### Task details
Write out the whole listing again, exactly as given.

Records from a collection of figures
........

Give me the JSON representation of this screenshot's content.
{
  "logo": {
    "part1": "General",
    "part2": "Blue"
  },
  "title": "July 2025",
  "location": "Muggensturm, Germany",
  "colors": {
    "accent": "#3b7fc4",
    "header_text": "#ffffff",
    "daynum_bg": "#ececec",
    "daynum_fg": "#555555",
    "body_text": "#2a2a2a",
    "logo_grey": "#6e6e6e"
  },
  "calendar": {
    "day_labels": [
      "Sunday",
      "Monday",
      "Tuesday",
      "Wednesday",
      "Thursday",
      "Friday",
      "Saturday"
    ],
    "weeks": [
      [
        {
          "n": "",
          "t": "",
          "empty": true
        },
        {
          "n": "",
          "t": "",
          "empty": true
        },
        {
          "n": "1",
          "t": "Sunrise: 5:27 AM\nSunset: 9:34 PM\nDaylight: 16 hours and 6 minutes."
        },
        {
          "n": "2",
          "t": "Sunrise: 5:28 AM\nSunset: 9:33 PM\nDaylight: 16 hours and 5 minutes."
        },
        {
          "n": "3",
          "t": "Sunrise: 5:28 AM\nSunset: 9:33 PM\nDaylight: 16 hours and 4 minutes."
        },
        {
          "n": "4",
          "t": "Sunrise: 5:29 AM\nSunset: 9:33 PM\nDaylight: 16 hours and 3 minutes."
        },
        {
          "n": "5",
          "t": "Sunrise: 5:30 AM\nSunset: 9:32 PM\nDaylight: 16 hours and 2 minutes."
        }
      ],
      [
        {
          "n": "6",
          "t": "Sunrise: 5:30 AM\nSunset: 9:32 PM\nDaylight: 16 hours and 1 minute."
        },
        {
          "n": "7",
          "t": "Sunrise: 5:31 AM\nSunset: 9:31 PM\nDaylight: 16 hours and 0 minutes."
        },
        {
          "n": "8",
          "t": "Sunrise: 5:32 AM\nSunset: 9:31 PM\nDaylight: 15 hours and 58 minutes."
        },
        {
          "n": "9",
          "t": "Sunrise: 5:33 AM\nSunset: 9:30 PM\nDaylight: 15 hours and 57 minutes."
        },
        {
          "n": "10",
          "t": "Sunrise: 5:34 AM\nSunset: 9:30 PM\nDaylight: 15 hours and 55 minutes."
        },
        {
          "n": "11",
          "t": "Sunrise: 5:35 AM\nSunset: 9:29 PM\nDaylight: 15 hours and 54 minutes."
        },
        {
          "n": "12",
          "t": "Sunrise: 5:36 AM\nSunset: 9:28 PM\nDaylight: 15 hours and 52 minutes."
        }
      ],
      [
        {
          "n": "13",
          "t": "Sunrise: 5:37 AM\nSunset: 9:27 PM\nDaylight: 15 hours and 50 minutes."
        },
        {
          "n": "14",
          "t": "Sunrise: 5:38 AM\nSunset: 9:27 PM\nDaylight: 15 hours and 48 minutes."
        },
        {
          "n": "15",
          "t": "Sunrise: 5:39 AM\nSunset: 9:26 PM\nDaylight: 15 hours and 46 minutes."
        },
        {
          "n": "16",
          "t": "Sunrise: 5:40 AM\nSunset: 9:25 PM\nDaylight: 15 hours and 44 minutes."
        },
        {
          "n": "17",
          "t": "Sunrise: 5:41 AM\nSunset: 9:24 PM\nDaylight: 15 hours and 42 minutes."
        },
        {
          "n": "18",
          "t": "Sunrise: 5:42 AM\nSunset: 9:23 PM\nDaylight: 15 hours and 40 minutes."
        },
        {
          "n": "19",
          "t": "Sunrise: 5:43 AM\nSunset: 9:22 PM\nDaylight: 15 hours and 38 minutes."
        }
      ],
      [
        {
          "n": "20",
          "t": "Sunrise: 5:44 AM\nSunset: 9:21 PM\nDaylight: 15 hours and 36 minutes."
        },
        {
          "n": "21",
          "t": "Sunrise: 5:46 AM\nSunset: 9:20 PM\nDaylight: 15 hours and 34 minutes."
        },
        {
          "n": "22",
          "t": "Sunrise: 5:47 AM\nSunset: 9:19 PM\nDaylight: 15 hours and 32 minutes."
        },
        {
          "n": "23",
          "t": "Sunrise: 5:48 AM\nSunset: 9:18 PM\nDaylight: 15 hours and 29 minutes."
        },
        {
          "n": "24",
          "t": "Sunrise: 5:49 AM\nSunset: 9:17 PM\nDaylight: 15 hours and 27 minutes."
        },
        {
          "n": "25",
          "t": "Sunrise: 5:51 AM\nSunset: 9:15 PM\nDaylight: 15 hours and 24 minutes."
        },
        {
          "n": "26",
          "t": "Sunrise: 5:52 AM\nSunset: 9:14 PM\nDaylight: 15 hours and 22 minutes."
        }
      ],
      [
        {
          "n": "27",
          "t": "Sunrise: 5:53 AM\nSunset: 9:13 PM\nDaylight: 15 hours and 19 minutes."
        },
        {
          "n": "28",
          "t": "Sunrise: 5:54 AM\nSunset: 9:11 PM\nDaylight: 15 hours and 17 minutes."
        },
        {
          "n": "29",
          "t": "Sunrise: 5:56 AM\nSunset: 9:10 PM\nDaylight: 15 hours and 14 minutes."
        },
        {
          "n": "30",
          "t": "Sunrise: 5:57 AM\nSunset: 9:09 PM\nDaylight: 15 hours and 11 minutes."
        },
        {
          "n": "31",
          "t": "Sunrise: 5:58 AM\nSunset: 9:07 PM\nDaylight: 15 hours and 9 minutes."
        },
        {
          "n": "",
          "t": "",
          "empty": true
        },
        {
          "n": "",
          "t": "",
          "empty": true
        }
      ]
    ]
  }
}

........

### Reply
Give me the JSON representation of this screenshot's content.
{
  "logo": {
    "part1": "General",
    "part2": "Blue"
  },
  "title": "July 2025",
  "location": "Muggensturm, Germany",
  "colors": {
    "accent": "#3b7fc4",
    "header_text": "#ffffff",
    "daynum_bg": "#ececec",
    "daynum_fg": "#555555",
    "body_text": "#2a2a2a",
    "logo_grey": "#6e6e6e"
  },
  "calendar": {
    "day_labels": [
      "Sunday",
      "Monday",
      "Tuesday",
      "Wednesday",
      "Thursday",
      "Friday",
      "Saturday"
    ],
    "weeks": [
      [
        {
          "n": "",
          "t": "",
          "empty": true
        },
        {
          "n": "",
          "t": "",
          "empty": true
        },
        {
          "n": "1",
          "t": "Sunrise: 5:27 AM\nSunset: 9:34 PM\nDaylight: 16 hours and 6 minutes."
        },
        {
          "n": "2",
          "t": "Sunrise: 5:28 AM\nSunset: 9:33 PM\nDaylight: 16 hours and 5 minutes."
        },
        {
          "n": "3",
          "t": "Sunrise: 5:28 AM\nSunset: 9:33 PM\nDaylight: 16 hours and 4 minutes."
        },
        {
          "n": "4",
          "t": "Sunrise: 5:29 AM\nSunset: 9:33 PM\nDaylight: 16 hours and 3 minutes."
        },
        {
          "n": "5",
          "t": "Sunrise: 5:30 AM\nSunset: 9:32 PM\nDaylight: 16 hours and 2 minutes."
        }
      ],
      [
        {
          "n": "6",
          "t": "Sunrise: 5:30 AM\nSunset: 9:32 PM\nDaylight: 16 hours and 1 minute."
        },
        {
          "n": "7",
          "t": "Sunrise: 5:31 AM\nSunset: 9:31 PM\nDaylight: 16 hours and 0 minutes."
        },
        {
          "n": "8",
          "t": "Sunrise: 5:32 AM\nSunset: 9:31 PM\nDaylight: 15 hours and 58 minutes."
        },
        {
          "n": "9",
          "t": "Sunrise: 5:33 AM\nSunset: 9:30 PM\nDaylight: 15 hours and 57 minutes."
        },
        {
          "n": "10",
          "t": "Sunrise: 5:34 AM\nSunset: 9:30 PM\nDaylight: 15 hours and 55 minutes."
        },
        {
          "n": "11",
          "t": "Sunrise: 5:35 AM\nSunset: 9:29 PM\nDaylight: 15 hours and 54 minutes."
        },
        {
          "n": "12",
          "t": "Sunrise: 5:36 AM\nSunset: 9:28 PM\nDaylight: 15 hours and 52 minutes."
        }
      ],
      [
        {
          "n": "13",
          "t": "Sunrise: 5:37 AM\nSunset: 9:27 PM\nDaylight: 15 hours and 50 minutes."
        },
        {
          "n": "14",
          "t": "Sunrise: 5:38 AM\nSunset: 9:27 PM\nDaylight: 15 hours and 48 minutes."
        },
        {
          "n": "15",
          "t": "Sunrise: 5:39 AM\nSunset: 9:26 PM\nDaylight: 15 hours and 46 minutes."
        },
        {
          "n": "16",
          "t": "Sunrise: 5:40 AM\nSunset: 9:25 PM\nDaylight: 15 hours and 44 minutes."
        },
        {
          "n": "17",
          "t": "Sunrise: 5:41 AM\nSunset: 9:24 PM\nDaylight: 15 hours and 42 minutes."
        },
        {
          "n": "18",
          "t": "Sunrise: 5:42 AM\nSunset: 9:23 PM\nDaylight: 15 hours and 40 minutes."
        },
        {
          "n": "19",
          "t": "Sunrise: 5:43 AM\nSunset: 9:22 PM\nDaylight: 15 hours and 38 minutes."
        }
      ],
      [
        {
          "n": "20",
          "t": "Sunrise: 5:44 AM\nSunset: 9:21 PM\nDaylight: 15 hours and 36 minutes."
        },
        {
          "n": "21",
          "t": "Sunrise: 5:46 AM\nSunset: 9:20 PM\nDaylight: 15 hours and 34 minutes."
        },
        {
          "n": "22",
          "t": "Sunrise: 5:47 AM\nSunset: 9:19 PM\nDaylight: 15 hours and 32 minutes."
        },
        {
          "n": "23",
          "t": "Sunrise: 5:48 AM\nSunset: 9:18 PM\nDaylight: 15 hours and 29 minutes."
        },
        {
          "n": "24",
          "t": "Sunrise: 5:49 AM\nSunset: 9:17 PM\nDaylight: 15 hours and 27 minutes."
        },
        {
          "n": "25",
          "t": "Sunrise: 5:51 AM\nSunset: 9:15 PM\nDaylight: 15 hours and 24 minutes."
        },
        {
          "n": "26",
          "t": "Sunrise: 5:52 AM\nSunset: 9:14 PM\nDaylight: 15 hours and 22 minutes."
        }
      ],
      [
        {
          "n": "27",
          "t": "Sunrise: 5:53 AM\nSunset: 9:13 PM\nDaylight: 15 hours and 19 minutes."
        },
        {
          "n": "28",
          "t": "Sunrise: 5:54 AM\nSunset: 9:11 PM\nDaylight: 15 hours and 17 minutes."
        },
        {
          "n": "29",
          "t": "Sunrise: 5:56 AM\nSunset: 9:10 PM\nDaylight: 15 hours and 14 minutes."
        },
        {
          "n": "30",
          "t": "Sunrise: 5:57 AM\nSunset: 9:09 PM\nDaylight: 15 hours and 11 minutes."
        },
        {
          "n": "31",
          "t": "Sunrise: 5:58 AM\nSunset: 9:07 PM\nDaylight: 15 hours and 9 minutes."
        },
        {
          "n": "",
          "t": "",
          "empty": true
        },
        {
          "n": "",
          "t": "",
          "empty": true
        }
      ]
    ]
  }
}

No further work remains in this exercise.